> EXERCICE 1:
Répondez à ces questions sur la discussion consacrée à l'iPad acheté aux États-Unis :
(a) Quels appareils fredandre synchronise-t-il actuellement avec son compte iTunes français ?
(b) D'après la réponse de spaceiinvaders, à quel moment le store FR sortira-t-il ?
(c) Avec quoi faut-il payer sur l'Apple store US ?
> EXERCICE 2: Transcrivez fidèlement la discussion consacrée à l'iPad acheté aux États-Unis, de « Ensuite une fois » à « (idem qu'au iPhone). ».

> TEXTE FOURNI:
::::
# Ipad us et procédure d'activation fr ou us ?



## fredandre (25 Avril 2010)

Bonjour,

Je vais bientôt recevoir mon ipad des us et je me pose des questions.

Actuellement, j'ai itunes avec un compte fr sur lequel je synchronise mon iphone et celui de ma femme.

Pourrai je activer mon ipad sur ce compte itunes français ?
Si je procède de cette manière pourrai je également par la suite créer un compte us pour profiter des applis ipad avant la sortie en France.

Peut on passer d'un compte us à un compte fr sans problème ????

Merci pour vos réponses,

Cordialement


----------



## spaceiinvaders (26 Avril 2010)

Salut fredandre ! (bienvenue à toi aussi apparemment)

Dabord felicitation d'avance pour l'arrivée de ton iPad. 

Pour te répondre, le store FR sortira uniquement avec la sortie l'ipad en France, tu ne peux donc t'en servir uniquement avec un compte iTunes US. J'en ai moi même créé un exprès pour ça. La tu aura donc accès au store sur l'iPad (applis en anglais forcement hormis quelques exeptions tels que " le monde ")

Ensuite une fois le store FR en ligne tu pourra alors switcher de ton compte US a FR et vis versa quand tu le souhaitera depuis les réglages de l'iPad rubrique " Store " (idem qu'au iPhone). 

Cependant attention, il n'existe pas de transfert de compte a un autre. Les applications téléchargés et/ou achetés sur le compte US ne seront pas transférable sur ton compte FR et si tu les voudras sur le compte FR il te faudra re télécharger et/ou repayer. Et il faudra donc te connecter sur chaque compte pour effectuer les mises a jours, cela va de soi. 

N'oublie pas egalement que pour payer sur l'Apple store US il te faudra des carte prepayée en $ (disponible sur eBay ou tout autre site du genre)
::::
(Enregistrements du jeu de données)
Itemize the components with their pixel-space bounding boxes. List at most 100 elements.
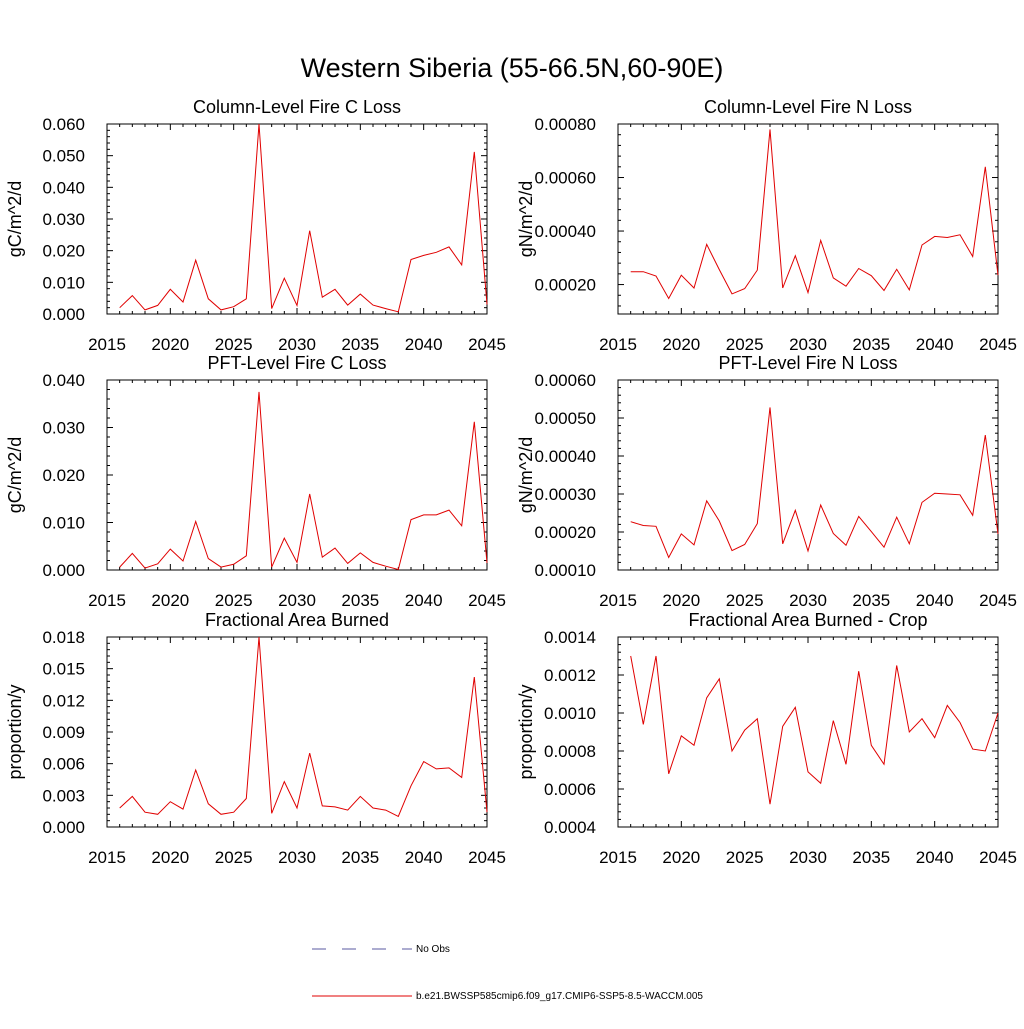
y-tick-label: 0.018 xyxy=(42,628,85,647)
series-line xyxy=(119,391,488,571)
y-tick-label: 0.050 xyxy=(42,147,85,166)
x-tick-label: 2025 xyxy=(726,335,764,354)
x-tick-label: 2030 xyxy=(789,591,827,610)
x-tick-label: 2040 xyxy=(916,591,954,610)
y-tick-label: 0.00060 xyxy=(535,371,596,390)
legend: No Obs b.e21.BWSSP585cmip6.f09_g17.CMIP6… xyxy=(312,944,703,1002)
x-tick-label: 2045 xyxy=(468,335,506,354)
y-tick-label: 0.040 xyxy=(42,371,85,390)
x-tick-label: 2035 xyxy=(852,335,890,354)
panel-title: Fractional Area Burned - Crop xyxy=(688,610,927,630)
x-tick-label: 2015 xyxy=(599,335,637,354)
x-tick-label: 2040 xyxy=(405,591,443,610)
y-axis-label: gN/m^2/d xyxy=(516,437,536,513)
x-tick-label: 2020 xyxy=(662,848,700,867)
chart-panels: Column-Level Fire C Loss gC/m^2/d 2015 2020… xyxy=(5,97,1017,867)
legend-obs-label: No Obs xyxy=(416,944,450,955)
panel-title: PFT-Level Fire N Loss xyxy=(718,353,897,373)
y-tick-label: 0.0010 xyxy=(544,704,596,723)
x-tick-label: 2015 xyxy=(88,335,126,354)
chart-panel-2: Column-Level Fire N Loss gN/m^2/d 2015 2020… xyxy=(516,97,1017,354)
x-tick-label: 2015 xyxy=(88,591,126,610)
x-tick-label: 2045 xyxy=(979,848,1017,867)
x-tick-label: 2025 xyxy=(215,848,253,867)
x-tick-label: 2035 xyxy=(341,335,379,354)
y-axis-label: gN/m^2/d xyxy=(516,181,536,257)
panel-title: PFT-Level Fire C Loss xyxy=(207,353,386,373)
y-axis-label: proportion/y xyxy=(5,684,25,779)
y-tick-label: 0.000 xyxy=(42,818,85,837)
x-tick-label: 2035 xyxy=(852,848,890,867)
y-tick-label: 0.0008 xyxy=(544,742,596,761)
series-line xyxy=(630,129,999,300)
x-tick-label: 2025 xyxy=(215,335,253,354)
chart-panel-3: PFT-Level Fire C Loss gC/m^2/d 2015 2020 202… xyxy=(5,353,506,610)
y-tick-label: 0.020 xyxy=(42,466,85,485)
series-line xyxy=(630,655,999,805)
x-tick-label: 2020 xyxy=(151,591,189,610)
y-tick-label: 0.0006 xyxy=(544,780,596,799)
x-tick-label: 2040 xyxy=(405,335,443,354)
x-tick-label: 2040 xyxy=(916,848,954,867)
x-tick-label: 2030 xyxy=(278,848,316,867)
y-tick-label: 0.009 xyxy=(42,723,85,742)
chart-panel-6: Fractional Area Burned - Crop proportion/… xyxy=(516,610,1017,867)
x-tick-label: 2025 xyxy=(215,591,253,610)
chart-panel-1: Column-Level Fire C Loss gC/m^2/d 2015 2020… xyxy=(5,97,506,354)
x-tick-label: 2040 xyxy=(405,848,443,867)
x-tick-label: 2040 xyxy=(916,335,954,354)
y-tick-label: 0.040 xyxy=(42,178,85,197)
y-tick-label: 0.00010 xyxy=(535,561,596,580)
y-tick-label: 0.00040 xyxy=(535,222,596,241)
x-tick-label: 2015 xyxy=(599,591,637,610)
x-tick-label: 2045 xyxy=(468,848,506,867)
y-tick-label: 0.012 xyxy=(42,691,85,710)
x-tick-label: 2025 xyxy=(726,848,764,867)
y-tick-label: 0.020 xyxy=(42,242,85,261)
y-tick-label: 0.0014 xyxy=(544,628,596,647)
legend-model-label: b.e21.BWSSP585cmip6.f09_g17.CMIP6-SSP5-8… xyxy=(416,991,703,1002)
y-tick-label: 0.0004 xyxy=(544,818,596,837)
x-tick-label: 2035 xyxy=(852,591,890,610)
x-tick-label: 2045 xyxy=(468,591,506,610)
figure-title: Western Siberia (55-66.5N,60-90E) xyxy=(301,53,724,83)
x-tick-label: 2015 xyxy=(599,848,637,867)
plot-frame xyxy=(106,379,488,571)
x-tick-label: 2035 xyxy=(341,848,379,867)
y-tick-label: 0.006 xyxy=(42,755,85,774)
x-tick-label: 2030 xyxy=(789,335,827,354)
x-tick-label: 2020 xyxy=(662,335,700,354)
chart-panel-4: PFT-Level Fire N Loss gN/m^2/d 2015 2020 202… xyxy=(516,353,1017,610)
series-line xyxy=(630,407,999,559)
y-tick-label: 0.060 xyxy=(42,115,85,134)
y-tick-label: 0.0012 xyxy=(544,666,596,685)
y-tick-label: 0.00030 xyxy=(535,485,596,504)
y-tick-label: 0.010 xyxy=(42,273,85,292)
y-tick-label: 0.00020 xyxy=(535,523,596,542)
y-tick-label: 0.00080 xyxy=(535,115,596,134)
x-tick-label: 2020 xyxy=(662,591,700,610)
y-tick-label: 0.000 xyxy=(42,305,85,324)
x-tick-label: 2025 xyxy=(726,591,764,610)
series-line xyxy=(119,636,488,818)
plot-frame xyxy=(617,636,999,828)
y-axis-label: gC/m^2/d xyxy=(5,181,25,257)
y-tick-label: 0.00020 xyxy=(535,276,596,295)
y-axis-label: proportion/y xyxy=(516,684,536,779)
x-tick-label: 2020 xyxy=(151,848,189,867)
x-tick-label: 2015 xyxy=(88,848,126,867)
x-tick-label: 2045 xyxy=(979,591,1017,610)
y-tick-label: 0.00060 xyxy=(535,169,596,188)
y-tick-label: 0.00040 xyxy=(535,447,596,466)
panel-title: Fractional Area Burned xyxy=(205,610,389,630)
series-line xyxy=(119,123,488,313)
y-tick-label: 0.00050 xyxy=(535,409,596,428)
x-tick-label: 2030 xyxy=(278,591,316,610)
y-tick-label: 0.003 xyxy=(42,786,85,805)
y-tick-label: 0.030 xyxy=(42,419,85,438)
y-tick-label: 0.030 xyxy=(42,210,85,229)
x-tick-label: 2020 xyxy=(151,335,189,354)
y-tick-label: 0.015 xyxy=(42,660,85,679)
x-tick-label: 2045 xyxy=(979,335,1017,354)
::::
> RÉPONSE RÉDIGÉE 1:
(a) Son iPhone et celui de sa femme.
(b) Uniquement avec la sortie de l'iPad en France.
(c) Avec des cartes prépayées en dollars, disponibles sur eBay ou sur tout autre site du genre.

> RÉPONSE RÉDIGÉE 2:
Ensuite une fois le store FR en ligne tu pourra alors switcher de ton compte US a FR et vis versa quand tu le souhaitera depuis les réglages de l'iPad rubrique " Store " (idem qu'au iPhone).